__REQUIRED WORK__.
Identify the lines holding "Acesso" and copy them.
── DATA TO PROCESS
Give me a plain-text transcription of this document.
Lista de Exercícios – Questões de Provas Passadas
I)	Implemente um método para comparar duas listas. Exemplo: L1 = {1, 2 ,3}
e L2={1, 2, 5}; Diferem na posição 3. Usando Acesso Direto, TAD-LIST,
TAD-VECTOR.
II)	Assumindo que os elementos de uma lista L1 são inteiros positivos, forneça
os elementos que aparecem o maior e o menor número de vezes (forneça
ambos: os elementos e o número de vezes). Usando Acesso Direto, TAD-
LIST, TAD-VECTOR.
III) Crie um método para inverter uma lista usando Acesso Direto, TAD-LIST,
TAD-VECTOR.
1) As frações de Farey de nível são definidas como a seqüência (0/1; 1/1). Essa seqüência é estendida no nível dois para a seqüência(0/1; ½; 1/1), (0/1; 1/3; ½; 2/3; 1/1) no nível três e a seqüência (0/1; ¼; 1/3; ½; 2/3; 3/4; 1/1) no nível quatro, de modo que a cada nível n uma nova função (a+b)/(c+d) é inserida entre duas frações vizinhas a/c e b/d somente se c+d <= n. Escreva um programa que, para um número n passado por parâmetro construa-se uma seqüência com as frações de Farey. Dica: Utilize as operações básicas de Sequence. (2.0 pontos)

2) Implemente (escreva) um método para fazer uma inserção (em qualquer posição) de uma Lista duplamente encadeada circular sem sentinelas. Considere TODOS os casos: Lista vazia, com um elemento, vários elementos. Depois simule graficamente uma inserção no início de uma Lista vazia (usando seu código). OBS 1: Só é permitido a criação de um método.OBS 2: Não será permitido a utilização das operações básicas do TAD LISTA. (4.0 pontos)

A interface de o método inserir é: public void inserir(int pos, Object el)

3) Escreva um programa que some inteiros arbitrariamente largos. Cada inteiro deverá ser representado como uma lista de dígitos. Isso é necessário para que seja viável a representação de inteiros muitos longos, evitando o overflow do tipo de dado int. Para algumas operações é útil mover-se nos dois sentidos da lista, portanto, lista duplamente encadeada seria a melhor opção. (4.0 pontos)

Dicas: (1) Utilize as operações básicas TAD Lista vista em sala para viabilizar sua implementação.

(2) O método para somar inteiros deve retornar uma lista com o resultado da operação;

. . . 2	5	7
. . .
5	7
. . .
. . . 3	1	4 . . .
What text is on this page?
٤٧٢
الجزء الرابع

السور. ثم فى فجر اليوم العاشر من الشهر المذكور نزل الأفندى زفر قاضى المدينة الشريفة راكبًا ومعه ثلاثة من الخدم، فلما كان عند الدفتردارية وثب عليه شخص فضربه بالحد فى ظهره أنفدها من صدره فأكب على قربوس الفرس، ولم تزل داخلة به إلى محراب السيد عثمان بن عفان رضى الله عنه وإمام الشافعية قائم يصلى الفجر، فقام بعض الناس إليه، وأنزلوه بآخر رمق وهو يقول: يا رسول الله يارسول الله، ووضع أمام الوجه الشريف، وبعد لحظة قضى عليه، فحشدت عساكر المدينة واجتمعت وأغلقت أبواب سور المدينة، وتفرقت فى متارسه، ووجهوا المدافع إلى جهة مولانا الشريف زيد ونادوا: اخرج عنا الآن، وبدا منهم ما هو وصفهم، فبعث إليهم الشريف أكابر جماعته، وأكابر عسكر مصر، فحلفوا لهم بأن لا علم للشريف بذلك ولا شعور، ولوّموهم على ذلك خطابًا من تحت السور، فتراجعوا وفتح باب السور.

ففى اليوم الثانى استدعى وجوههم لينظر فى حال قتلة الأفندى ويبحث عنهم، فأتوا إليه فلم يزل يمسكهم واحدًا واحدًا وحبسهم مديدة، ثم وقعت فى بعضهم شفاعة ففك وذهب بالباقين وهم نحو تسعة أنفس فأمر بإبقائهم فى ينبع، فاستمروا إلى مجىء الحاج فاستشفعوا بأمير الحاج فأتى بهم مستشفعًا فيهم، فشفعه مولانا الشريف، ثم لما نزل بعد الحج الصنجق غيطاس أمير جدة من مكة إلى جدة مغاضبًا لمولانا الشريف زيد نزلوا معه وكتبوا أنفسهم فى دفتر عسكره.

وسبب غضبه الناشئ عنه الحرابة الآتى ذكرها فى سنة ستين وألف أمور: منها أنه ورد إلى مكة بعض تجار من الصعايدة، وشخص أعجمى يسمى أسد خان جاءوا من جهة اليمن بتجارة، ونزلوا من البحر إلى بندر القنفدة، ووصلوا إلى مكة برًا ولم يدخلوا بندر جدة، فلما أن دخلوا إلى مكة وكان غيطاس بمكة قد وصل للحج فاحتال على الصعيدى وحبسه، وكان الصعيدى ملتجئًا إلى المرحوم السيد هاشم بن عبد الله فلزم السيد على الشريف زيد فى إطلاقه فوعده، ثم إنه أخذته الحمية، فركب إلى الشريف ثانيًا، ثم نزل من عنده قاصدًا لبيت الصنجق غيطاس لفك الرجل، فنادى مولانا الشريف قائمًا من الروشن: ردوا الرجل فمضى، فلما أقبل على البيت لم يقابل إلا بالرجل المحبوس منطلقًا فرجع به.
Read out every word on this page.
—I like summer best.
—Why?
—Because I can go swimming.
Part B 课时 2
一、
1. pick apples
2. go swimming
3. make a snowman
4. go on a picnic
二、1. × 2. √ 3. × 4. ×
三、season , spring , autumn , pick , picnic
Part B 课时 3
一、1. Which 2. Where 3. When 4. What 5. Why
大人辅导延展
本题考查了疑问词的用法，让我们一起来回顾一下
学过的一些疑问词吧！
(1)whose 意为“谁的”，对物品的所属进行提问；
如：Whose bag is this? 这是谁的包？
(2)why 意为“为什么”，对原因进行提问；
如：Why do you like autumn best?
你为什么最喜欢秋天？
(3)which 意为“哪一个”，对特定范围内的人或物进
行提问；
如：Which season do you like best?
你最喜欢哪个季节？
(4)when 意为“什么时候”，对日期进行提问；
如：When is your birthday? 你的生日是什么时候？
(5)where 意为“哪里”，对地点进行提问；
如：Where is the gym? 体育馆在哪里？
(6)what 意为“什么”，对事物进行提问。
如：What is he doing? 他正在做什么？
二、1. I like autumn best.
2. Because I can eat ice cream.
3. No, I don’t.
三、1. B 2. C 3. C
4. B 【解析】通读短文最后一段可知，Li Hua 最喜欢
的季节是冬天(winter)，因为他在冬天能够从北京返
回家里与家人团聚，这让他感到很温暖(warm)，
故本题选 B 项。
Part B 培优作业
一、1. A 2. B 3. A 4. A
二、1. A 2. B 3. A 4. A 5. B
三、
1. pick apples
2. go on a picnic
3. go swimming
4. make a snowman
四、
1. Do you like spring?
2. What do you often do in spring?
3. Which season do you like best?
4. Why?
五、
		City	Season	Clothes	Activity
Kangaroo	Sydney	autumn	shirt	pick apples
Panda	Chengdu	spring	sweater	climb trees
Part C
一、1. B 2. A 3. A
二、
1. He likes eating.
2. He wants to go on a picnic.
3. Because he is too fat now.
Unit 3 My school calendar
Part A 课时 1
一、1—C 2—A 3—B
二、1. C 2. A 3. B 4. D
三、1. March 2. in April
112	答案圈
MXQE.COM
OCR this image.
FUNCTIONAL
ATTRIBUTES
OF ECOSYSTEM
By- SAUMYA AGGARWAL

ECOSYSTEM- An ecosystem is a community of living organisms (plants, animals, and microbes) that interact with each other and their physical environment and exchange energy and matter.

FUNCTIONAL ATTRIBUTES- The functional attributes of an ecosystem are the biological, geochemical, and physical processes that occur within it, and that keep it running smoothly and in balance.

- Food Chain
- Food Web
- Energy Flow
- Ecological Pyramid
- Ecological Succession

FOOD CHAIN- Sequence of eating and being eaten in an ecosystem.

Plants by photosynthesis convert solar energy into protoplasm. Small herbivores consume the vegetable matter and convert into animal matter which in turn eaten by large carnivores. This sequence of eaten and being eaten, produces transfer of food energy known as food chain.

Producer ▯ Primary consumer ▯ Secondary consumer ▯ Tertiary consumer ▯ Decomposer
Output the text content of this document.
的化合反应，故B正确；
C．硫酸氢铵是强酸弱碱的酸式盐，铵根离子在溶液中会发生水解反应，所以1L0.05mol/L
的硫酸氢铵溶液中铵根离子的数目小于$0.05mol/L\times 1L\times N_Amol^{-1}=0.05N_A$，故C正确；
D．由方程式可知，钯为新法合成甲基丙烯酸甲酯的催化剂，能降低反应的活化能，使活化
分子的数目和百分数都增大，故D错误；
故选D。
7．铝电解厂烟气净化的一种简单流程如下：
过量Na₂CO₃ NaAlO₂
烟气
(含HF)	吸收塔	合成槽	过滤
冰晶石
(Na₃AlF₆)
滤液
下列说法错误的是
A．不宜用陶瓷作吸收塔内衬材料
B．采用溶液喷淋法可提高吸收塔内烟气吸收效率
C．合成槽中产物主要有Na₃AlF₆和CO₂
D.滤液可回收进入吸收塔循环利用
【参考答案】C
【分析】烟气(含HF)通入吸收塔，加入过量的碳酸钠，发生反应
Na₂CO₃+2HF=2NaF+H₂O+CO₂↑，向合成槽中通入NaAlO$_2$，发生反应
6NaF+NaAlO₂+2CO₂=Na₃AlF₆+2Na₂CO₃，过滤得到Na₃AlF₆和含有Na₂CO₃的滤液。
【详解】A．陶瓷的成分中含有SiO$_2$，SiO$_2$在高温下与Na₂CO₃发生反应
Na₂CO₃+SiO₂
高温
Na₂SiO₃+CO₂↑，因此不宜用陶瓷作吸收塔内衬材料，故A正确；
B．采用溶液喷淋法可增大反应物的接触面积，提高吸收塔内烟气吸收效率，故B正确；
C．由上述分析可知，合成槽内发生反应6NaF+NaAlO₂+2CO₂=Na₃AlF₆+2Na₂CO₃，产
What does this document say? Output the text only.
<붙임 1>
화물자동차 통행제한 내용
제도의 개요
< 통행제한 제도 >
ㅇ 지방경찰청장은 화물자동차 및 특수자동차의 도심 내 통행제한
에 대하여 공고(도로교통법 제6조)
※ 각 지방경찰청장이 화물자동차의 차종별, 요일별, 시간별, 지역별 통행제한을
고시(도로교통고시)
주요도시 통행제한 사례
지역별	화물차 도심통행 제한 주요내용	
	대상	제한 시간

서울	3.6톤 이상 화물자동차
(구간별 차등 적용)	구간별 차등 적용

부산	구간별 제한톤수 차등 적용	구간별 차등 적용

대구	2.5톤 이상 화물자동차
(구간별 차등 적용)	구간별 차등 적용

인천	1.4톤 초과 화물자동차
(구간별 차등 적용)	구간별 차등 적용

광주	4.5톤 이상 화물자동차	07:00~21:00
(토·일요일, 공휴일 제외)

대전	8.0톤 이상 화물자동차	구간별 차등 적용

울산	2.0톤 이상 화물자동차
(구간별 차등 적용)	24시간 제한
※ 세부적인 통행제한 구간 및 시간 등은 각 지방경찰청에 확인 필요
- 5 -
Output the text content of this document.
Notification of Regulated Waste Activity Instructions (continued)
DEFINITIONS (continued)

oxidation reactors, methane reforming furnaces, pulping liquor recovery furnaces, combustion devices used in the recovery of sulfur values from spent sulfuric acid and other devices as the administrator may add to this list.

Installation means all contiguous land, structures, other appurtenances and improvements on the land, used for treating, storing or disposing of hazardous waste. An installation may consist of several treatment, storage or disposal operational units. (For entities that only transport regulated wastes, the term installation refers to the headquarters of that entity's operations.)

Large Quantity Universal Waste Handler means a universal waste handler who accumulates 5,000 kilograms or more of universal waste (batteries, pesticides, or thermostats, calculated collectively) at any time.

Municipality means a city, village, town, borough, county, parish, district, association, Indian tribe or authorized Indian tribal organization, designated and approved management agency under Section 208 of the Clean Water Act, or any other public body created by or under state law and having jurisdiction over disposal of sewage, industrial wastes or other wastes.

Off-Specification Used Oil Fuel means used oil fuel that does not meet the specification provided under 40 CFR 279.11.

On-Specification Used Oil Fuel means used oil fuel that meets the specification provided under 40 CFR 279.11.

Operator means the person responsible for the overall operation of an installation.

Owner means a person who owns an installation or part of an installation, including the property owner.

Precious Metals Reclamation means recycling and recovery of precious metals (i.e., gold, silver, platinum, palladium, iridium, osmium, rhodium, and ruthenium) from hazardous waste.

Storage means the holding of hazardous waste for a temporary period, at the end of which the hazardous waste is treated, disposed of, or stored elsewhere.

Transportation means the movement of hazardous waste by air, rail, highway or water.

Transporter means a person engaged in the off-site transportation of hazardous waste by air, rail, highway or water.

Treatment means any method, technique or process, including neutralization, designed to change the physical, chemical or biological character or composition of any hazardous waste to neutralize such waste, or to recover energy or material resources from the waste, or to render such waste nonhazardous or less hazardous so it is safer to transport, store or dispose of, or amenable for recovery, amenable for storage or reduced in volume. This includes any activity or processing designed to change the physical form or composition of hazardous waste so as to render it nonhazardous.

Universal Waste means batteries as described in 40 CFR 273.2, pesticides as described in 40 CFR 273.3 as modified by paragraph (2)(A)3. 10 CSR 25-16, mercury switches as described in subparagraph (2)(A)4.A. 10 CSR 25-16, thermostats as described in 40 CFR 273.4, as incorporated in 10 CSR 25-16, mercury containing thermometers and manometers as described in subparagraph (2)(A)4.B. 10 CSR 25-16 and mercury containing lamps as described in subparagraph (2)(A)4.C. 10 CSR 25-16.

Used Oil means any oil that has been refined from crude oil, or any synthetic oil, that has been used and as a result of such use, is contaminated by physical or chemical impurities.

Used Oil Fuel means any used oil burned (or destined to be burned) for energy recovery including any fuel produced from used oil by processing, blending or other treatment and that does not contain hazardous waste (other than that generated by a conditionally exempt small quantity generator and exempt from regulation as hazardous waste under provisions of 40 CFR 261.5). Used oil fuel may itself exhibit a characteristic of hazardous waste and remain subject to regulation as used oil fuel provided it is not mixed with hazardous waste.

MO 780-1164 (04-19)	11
────
__EXERCISE ANSWER__.
e L2={1, 2, 5}; Diferem na posição 3. Usando Acesso Direto, TAD-LIST,
ambos: os elementos e o número de vezes). Usando Acesso Direto, TAD-
III) Crie um método para inverter uma lista usando Acesso Direto, TAD-LIST,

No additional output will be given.